*Supplied data*:
----------
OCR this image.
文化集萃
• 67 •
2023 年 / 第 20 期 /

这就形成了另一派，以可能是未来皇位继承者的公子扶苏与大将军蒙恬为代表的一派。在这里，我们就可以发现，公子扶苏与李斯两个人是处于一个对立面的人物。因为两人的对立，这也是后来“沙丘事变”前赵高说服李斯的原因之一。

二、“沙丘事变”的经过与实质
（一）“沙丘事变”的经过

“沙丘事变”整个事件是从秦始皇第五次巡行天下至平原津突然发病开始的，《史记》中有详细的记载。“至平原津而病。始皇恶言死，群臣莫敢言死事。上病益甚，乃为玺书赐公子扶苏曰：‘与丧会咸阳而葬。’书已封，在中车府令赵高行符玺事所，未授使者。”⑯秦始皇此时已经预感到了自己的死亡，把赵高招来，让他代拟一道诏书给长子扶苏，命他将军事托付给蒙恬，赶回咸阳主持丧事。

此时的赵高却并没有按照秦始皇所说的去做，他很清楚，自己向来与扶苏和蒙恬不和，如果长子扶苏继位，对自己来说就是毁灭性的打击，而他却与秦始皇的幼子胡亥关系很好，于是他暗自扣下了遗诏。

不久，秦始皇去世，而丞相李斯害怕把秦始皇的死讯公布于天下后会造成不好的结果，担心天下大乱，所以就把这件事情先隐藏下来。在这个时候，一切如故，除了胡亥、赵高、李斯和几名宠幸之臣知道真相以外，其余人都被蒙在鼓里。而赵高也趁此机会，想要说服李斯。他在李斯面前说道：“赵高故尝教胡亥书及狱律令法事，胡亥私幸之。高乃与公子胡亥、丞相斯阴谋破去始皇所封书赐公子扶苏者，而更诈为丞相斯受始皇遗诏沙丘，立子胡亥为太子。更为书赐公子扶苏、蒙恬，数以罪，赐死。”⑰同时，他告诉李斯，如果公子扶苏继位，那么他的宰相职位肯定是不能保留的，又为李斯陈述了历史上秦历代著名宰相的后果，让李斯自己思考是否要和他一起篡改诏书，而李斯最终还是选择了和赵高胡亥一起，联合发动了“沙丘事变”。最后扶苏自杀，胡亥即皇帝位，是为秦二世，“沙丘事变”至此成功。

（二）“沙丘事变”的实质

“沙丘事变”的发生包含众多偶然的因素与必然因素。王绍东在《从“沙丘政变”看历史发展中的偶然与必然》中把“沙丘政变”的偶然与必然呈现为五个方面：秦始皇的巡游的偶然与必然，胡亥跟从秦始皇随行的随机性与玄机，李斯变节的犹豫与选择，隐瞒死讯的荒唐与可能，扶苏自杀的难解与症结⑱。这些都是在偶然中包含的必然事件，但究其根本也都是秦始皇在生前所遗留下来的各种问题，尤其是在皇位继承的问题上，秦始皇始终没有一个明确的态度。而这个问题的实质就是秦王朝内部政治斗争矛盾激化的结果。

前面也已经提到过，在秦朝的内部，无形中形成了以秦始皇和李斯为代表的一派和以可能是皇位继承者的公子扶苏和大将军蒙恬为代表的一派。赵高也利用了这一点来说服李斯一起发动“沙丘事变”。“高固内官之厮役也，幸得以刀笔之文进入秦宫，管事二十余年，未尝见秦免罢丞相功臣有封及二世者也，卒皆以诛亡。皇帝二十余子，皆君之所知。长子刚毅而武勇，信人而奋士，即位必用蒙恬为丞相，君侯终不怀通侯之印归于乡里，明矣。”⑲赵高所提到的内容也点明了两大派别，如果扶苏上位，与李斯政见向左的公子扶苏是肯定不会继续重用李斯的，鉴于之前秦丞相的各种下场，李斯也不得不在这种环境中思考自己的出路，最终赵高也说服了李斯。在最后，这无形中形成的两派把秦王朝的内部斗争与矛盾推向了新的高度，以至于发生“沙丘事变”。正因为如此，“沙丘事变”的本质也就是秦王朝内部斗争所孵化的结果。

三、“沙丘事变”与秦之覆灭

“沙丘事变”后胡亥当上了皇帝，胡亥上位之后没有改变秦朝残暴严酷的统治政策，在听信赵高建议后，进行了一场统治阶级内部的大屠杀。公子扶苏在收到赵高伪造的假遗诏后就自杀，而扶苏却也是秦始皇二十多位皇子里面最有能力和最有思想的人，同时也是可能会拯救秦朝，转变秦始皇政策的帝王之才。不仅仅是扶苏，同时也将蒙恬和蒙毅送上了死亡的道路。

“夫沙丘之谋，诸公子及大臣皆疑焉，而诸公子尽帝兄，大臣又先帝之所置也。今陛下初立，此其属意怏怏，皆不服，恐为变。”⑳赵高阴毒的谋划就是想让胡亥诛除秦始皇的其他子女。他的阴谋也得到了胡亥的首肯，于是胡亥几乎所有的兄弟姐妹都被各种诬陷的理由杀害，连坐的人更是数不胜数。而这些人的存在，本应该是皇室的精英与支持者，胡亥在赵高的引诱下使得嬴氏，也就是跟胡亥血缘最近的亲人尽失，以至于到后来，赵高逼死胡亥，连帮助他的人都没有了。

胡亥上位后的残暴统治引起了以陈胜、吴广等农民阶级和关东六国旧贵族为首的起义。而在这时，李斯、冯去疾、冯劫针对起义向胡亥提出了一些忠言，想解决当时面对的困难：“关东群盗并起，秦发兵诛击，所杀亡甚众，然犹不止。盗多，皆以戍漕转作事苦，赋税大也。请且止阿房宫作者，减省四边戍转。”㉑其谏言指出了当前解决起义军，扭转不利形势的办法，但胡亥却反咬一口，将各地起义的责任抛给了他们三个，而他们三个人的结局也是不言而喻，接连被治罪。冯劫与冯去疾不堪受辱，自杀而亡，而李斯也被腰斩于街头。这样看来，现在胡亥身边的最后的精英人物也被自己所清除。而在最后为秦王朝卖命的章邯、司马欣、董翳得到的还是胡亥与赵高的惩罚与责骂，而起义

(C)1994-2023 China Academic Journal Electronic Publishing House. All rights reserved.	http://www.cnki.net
----------
*What you should do*: Write the data out again in full and exactly.

*Exercise solution*:
OCR this image.
文化集萃
• 67 •
2023 年 / 第 20 期 /

这就形成了另一派，以可能是未来皇位继承者的公子扶苏与大将军蒙恬为代表的一派。在这里，我们就可以发现，公子扶苏与李斯两个人是处于一个对立面的人物。因为两人的对立，这也是后来“沙丘事变”前赵高说服李斯的原因之一。

二、“沙丘事变”的经过与实质
（一）“沙丘事变”的经过

“沙丘事变”整个事件是从秦始皇第五次巡行天下至平原津突然发病开始的，《史记》中有详细的记载。“至平原津而病。始皇恶言死，群臣莫敢言死事。上病益甚，乃为玺书赐公子扶苏曰：‘与丧会咸阳而葬。’书已封，在中车府令赵高行符玺事所，未授使者。”⑯秦始皇此时已经预感到了自己的死亡，把赵高招来，让他代拟一道诏书给长子扶苏，命他将军事托付给蒙恬，赶回咸阳主持丧事。

此时的赵高却并没有按照秦始皇所说的去做，他很清楚，自己向来与扶苏和蒙恬不和，如果长子扶苏继位，对自己来说就是毁灭性的打击，而他却与秦始皇的幼子胡亥关系很好，于是他暗自扣下了遗诏。

不久，秦始皇去世，而丞相李斯害怕把秦始皇的死讯公布于天下后会造成不好的结果，担心天下大乱，所以就把这件事情先隐藏下来。在这个时候，一切如故，除了胡亥、赵高、李斯和几名宠幸之臣知道真相以外，其余人都被蒙在鼓里。而赵高也趁此机会，想要说服李斯。他在李斯面前说道：“赵高故尝教胡亥书及狱律令法事，胡亥私幸之。高乃与公子胡亥、丞相斯阴谋破去始皇所封书赐公子扶苏者，而更诈为丞相斯受始皇遗诏沙丘，立子胡亥为太子。更为书赐公子扶苏、蒙恬，数以罪，赐死。”⑰同时，他告诉李斯，如果公子扶苏继位，那么他的宰相职位肯定是不能保留的，又为李斯陈述了历史上秦历代著名宰相的后果，让李斯自己思考是否要和他一起篡改诏书，而李斯最终还是选择了和赵高胡亥一起，联合发动了“沙丘事变”。最后扶苏自杀，胡亥即皇帝位，是为秦二世，“沙丘事变”至此成功。

（二）“沙丘事变”的实质

“沙丘事变”的发生包含众多偶然的因素与必然因素。王绍东在《从“沙丘政变”看历史发展中的偶然与必然》中把“沙丘政变”的偶然与必然呈现为五个方面：秦始皇的巡游的偶然与必然，胡亥跟从秦始皇随行的随机性与玄机，李斯变节的犹豫与选择，隐瞒死讯的荒唐与可能，扶苏自杀的难解与症结⑱。这些都是在偶然中包含的必然事件，但究其根本也都是秦始皇在生前所遗留下来的各种问题，尤其是在皇位继承的问题上，秦始皇始终没有一个明确的态度。而这个问题的实质就是秦王朝内部政治斗争矛盾激化的结果。

前面也已经提到过，在秦朝的内部，无形中形成了以秦始皇和李斯为代表的一派和以可能是皇位继承者的公子扶苏和大将军蒙恬为代表的一派。赵高也利用了这一点来说服李斯一起发动“沙丘事变”。“高固内官之厮役也，幸得以刀笔之文进入秦宫，管事二十余年，未尝见秦免罢丞相功臣有封及二世者也，卒皆以诛亡。皇帝二十余子，皆君之所知。长子刚毅而武勇，信人而奋士，即位必用蒙恬为丞相，君侯终不怀通侯之印归于乡里，明矣。”⑲赵高所提到的内容也点明了两大派别，如果扶苏上位，与李斯政见向左的公子扶苏是肯定不会继续重用李斯的，鉴于之前秦丞相的各种下场，李斯也不得不在这种环境中思考自己的出路，最终赵高也说服了李斯。在最后，这无形中形成的两派把秦王朝的内部斗争与矛盾推向了新的高度，以至于发生“沙丘事变”。正因为如此，“沙丘事变”的本质也就是秦王朝内部斗争所孵化的结果。

三、“沙丘事变”与秦之覆灭

“沙丘事变”后胡亥当上了皇帝，胡亥上位之后没有改变秦朝残暴严酷的统治政策，在听信赵高建议后，进行了一场统治阶级内部的大屠杀。公子扶苏在收到赵高伪造的假遗诏后就自杀，而扶苏却也是秦始皇二十多位皇子里面最有能力和最有思想的人，同时也是可能会拯救秦朝，转变秦始皇政策的帝王之才。不仅仅是扶苏，同时也将蒙恬和蒙毅送上了死亡的道路。

“夫沙丘之谋，诸公子及大臣皆疑焉，而诸公子尽帝兄，大臣又先帝之所置也。今陛下初立，此其属意怏怏，皆不服，恐为变。”⑳赵高阴毒的谋划就是想让胡亥诛除秦始皇的其他子女。他的阴谋也得到了胡亥的首肯，于是胡亥几乎所有的兄弟姐妹都被各种诬陷的理由杀害，连坐的人更是数不胜数。而这些人的存在，本应该是皇室的精英与支持者，胡亥在赵高的引诱下使得嬴氏，也就是跟胡亥血缘最近的亲人尽失，以至于到后来，赵高逼死胡亥，连帮助他的人都没有了。

胡亥上位后的残暴统治引起了以陈胜、吴广等农民阶级和关东六国旧贵族为首的起义。而在这时，李斯、冯去疾、冯劫针对起义向胡亥提出了一些忠言，想解决当时面对的困难：“关东群盗并起，秦发兵诛击，所杀亡甚众，然犹不止。盗多，皆以戍漕转作事苦，赋税大也。请且止阿房宫作者，减省四边戍转。”㉑其谏言指出了当前解决起义军，扭转不利形势的办法，但胡亥却反咬一口，将各地起义的责任抛给了他们三个，而他们三个人的结局也是不言而喻，接连被治罪。冯劫与冯去疾不堪受辱，自杀而亡，而李斯也被腰斩于街头。这样看来，现在胡亥身边的最后的精英人物也被自己所清除。而在最后为秦王朝卖命的章邯、司马欣、董翳得到的还是胡亥与赵高的惩罚与责骂，而起义

(C)1994-2023 China Academic Journal Electronic Publishing House. All rights reserved.	http://www.cnki.net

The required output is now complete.